Problem requirements
Give every entry again, word for word and in full.

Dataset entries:
+ + + +

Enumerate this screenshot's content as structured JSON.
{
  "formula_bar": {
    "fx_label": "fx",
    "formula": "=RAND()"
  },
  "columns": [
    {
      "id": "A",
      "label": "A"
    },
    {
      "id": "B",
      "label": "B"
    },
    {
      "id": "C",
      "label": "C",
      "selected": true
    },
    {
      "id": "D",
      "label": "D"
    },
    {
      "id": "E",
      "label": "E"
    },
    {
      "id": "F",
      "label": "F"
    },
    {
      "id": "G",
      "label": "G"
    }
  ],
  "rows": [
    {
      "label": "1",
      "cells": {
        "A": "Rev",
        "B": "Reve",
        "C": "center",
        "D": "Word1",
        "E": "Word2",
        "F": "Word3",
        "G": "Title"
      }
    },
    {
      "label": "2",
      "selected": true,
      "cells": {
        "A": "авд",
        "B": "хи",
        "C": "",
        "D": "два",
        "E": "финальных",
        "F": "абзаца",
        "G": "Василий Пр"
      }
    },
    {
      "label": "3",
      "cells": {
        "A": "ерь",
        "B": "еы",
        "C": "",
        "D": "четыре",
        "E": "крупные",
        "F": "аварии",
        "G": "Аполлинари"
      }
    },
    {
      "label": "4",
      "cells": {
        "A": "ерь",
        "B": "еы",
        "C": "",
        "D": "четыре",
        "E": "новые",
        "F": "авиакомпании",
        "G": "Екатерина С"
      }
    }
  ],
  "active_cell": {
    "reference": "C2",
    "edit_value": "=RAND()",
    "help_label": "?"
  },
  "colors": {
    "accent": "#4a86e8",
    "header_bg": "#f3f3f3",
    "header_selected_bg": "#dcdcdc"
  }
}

+ + + +

Answer to this problem
Enumerate this screenshot's content as structured JSON.
{
  "formula_bar": {
    "fx_label": "fx",
    "formula": "=RAND()"
  },
  "columns": [
    {
      "id": "A",
      "label": "A"
    },
    {
      "id": "B",
      "label": "B"
    },
    {
      "id": "C",
      "label": "C",
      "selected": true
    },
    {
      "id": "D",
      "label": "D"
    },
    {
      "id": "E",
      "label": "E"
    },
    {
      "id": "F",
      "label": "F"
    },
    {
      "id": "G",
      "label": "G"
    }
  ],
  "rows": [
    {
      "label": "1",
      "cells": {
        "A": "Rev",
        "B": "Reve",
        "C": "center",
        "D": "Word1",
        "E": "Word2",
        "F": "Word3",
        "G": "Title"
      }
    },
    {
      "label": "2",
      "selected": true,
      "cells": {
        "A": "авд",
        "B": "хи",
        "C": "",
        "D": "два",
        "E": "финальных",
        "F": "абзаца",
        "G": "Василий Пр"
      }
    },
    {
      "label": "3",
      "cells": {
        "A": "ерь",
        "B": "еы",
        "C": "",
        "D": "четыре",
        "E": "крупные",
        "F": "аварии",
        "G": "Аполлинари"
      }
    },
    {
      "label": "4",
      "cells": {
        "A": "ерь",
        "B": "еы",
        "C": "",
        "D": "четыре",
        "E": "новые",
        "F": "авиакомпании",
        "G": "Екатерина С"
      }
    }
  ],
  "active_cell": {
    "reference": "C2",
    "edit_value": "=RAND()",
    "help_label": "?"
  },
  "colors": {
    "accent": "#4a86e8",
    "header_bg": "#f3f3f3",
    "header_selected_bg": "#dcdcdc"
  }
}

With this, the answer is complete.